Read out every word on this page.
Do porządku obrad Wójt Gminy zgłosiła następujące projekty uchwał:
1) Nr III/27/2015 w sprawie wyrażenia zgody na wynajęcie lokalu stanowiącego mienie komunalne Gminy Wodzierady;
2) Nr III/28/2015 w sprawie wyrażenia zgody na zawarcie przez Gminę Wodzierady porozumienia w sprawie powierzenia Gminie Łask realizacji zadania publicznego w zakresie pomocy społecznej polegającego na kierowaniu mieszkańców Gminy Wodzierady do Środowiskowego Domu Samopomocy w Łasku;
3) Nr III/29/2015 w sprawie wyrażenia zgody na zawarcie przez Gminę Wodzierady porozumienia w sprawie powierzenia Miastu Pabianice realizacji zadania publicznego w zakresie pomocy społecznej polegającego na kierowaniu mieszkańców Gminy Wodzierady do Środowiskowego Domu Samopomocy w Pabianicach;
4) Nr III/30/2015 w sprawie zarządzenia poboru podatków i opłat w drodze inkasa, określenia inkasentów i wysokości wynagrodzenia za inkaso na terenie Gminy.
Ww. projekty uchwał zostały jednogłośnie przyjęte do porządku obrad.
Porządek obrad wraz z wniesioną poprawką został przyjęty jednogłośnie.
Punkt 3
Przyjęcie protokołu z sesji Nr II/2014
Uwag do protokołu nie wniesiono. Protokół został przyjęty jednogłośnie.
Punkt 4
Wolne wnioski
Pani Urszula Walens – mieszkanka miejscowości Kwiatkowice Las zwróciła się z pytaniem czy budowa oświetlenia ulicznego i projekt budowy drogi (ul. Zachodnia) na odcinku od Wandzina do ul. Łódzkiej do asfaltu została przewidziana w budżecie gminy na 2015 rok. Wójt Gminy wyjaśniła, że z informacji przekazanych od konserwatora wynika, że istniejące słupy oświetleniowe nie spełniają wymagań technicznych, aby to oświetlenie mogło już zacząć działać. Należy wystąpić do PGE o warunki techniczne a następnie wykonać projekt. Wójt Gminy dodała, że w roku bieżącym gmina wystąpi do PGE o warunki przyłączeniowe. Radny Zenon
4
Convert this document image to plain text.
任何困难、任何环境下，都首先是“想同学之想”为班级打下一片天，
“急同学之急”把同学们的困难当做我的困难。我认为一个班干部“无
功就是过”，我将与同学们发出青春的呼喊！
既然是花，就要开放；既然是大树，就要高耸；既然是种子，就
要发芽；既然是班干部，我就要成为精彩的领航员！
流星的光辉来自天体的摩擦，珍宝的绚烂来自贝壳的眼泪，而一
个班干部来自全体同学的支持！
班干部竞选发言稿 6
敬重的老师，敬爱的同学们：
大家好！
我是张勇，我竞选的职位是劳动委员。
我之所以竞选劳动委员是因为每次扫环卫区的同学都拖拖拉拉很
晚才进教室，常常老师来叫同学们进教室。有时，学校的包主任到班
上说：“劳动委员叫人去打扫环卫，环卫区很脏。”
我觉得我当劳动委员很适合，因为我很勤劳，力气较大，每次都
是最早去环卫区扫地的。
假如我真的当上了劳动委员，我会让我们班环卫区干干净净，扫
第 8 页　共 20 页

◆ ◆ ◆

#### WHAT TO WORK ON
Copy every line of the material, please, keeping it exactly the same.

#### THE SOLUTION
Read out every word on this page.
Do porządku obrad Wójt Gminy zgłosiła następujące projekty uchwał:
1) Nr III/27/2015 w sprawie wyrażenia zgody na wynajęcie lokalu stanowiącego mienie komunalne Gminy Wodzierady;
2) Nr III/28/2015 w sprawie wyrażenia zgody na zawarcie przez Gminę Wodzierady porozumienia w sprawie powierzenia Gminie Łask realizacji zadania publicznego w zakresie pomocy społecznej polegającego na kierowaniu mieszkańców Gminy Wodzierady do Środowiskowego Domu Samopomocy w Łasku;
3) Nr III/29/2015 w sprawie wyrażenia zgody na zawarcie przez Gminę Wodzierady porozumienia w sprawie powierzenia Miastu Pabianice realizacji zadania publicznego w zakresie pomocy społecznej polegającego na kierowaniu mieszkańców Gminy Wodzierady do Środowiskowego Domu Samopomocy w Pabianicach;
4) Nr III/30/2015 w sprawie zarządzenia poboru podatków i opłat w drodze inkasa, określenia inkasentów i wysokości wynagrodzenia za inkaso na terenie Gminy.
Ww. projekty uchwał zostały jednogłośnie przyjęte do porządku obrad.
Porządek obrad wraz z wniesioną poprawką został przyjęty jednogłośnie.
Punkt 3
Przyjęcie protokołu z sesji Nr II/2014
Uwag do protokołu nie wniesiono. Protokół został przyjęty jednogłośnie.
Punkt 4
Wolne wnioski
Pani Urszula Walens – mieszkanka miejscowości Kwiatkowice Las zwróciła się z pytaniem czy budowa oświetlenia ulicznego i projekt budowy drogi (ul. Zachodnia) na odcinku od Wandzina do ul. Łódzkiej do asfaltu została przewidziana w budżecie gminy na 2015 rok. Wójt Gminy wyjaśniła, że z informacji przekazanych od konserwatora wynika, że istniejące słupy oświetleniowe nie spełniają wymagań technicznych, aby to oświetlenie mogło już zacząć działać. Należy wystąpić do PGE o warunki techniczne a następnie wykonać projekt. Wójt Gminy dodała, że w roku bieżącym gmina wystąpi do PGE o warunki przyłączeniowe. Radny Zenon
4
Convert this document image to plain text.
任何困难、任何环境下，都首先是“想同学之想”为班级打下一片天，
“急同学之急”把同学们的困难当做我的困难。我认为一个班干部“无
功就是过”，我将与同学们发出青春的呼喊！
既然是花，就要开放；既然是大树，就要高耸；既然是种子，就
要发芽；既然是班干部，我就要成为精彩的领航员！
流星的光辉来自天体的摩擦，珍宝的绚烂来自贝壳的眼泪，而一
个班干部来自全体同学的支持！
班干部竞选发言稿 6
敬重的老师，敬爱的同学们：
大家好！
我是张勇，我竞选的职位是劳动委员。
我之所以竞选劳动委员是因为每次扫环卫区的同学都拖拖拉拉很
晚才进教室，常常老师来叫同学们进教室。有时，学校的包主任到班
上说：“劳动委员叫人去打扫环卫，环卫区很脏。”
我觉得我当劳动委员很适合，因为我很勤劳，力气较大，每次都
是最早去环卫区扫地的。
假如我真的当上了劳动委员，我会让我们班环卫区干干净净，扫
第 8 页　共 20 页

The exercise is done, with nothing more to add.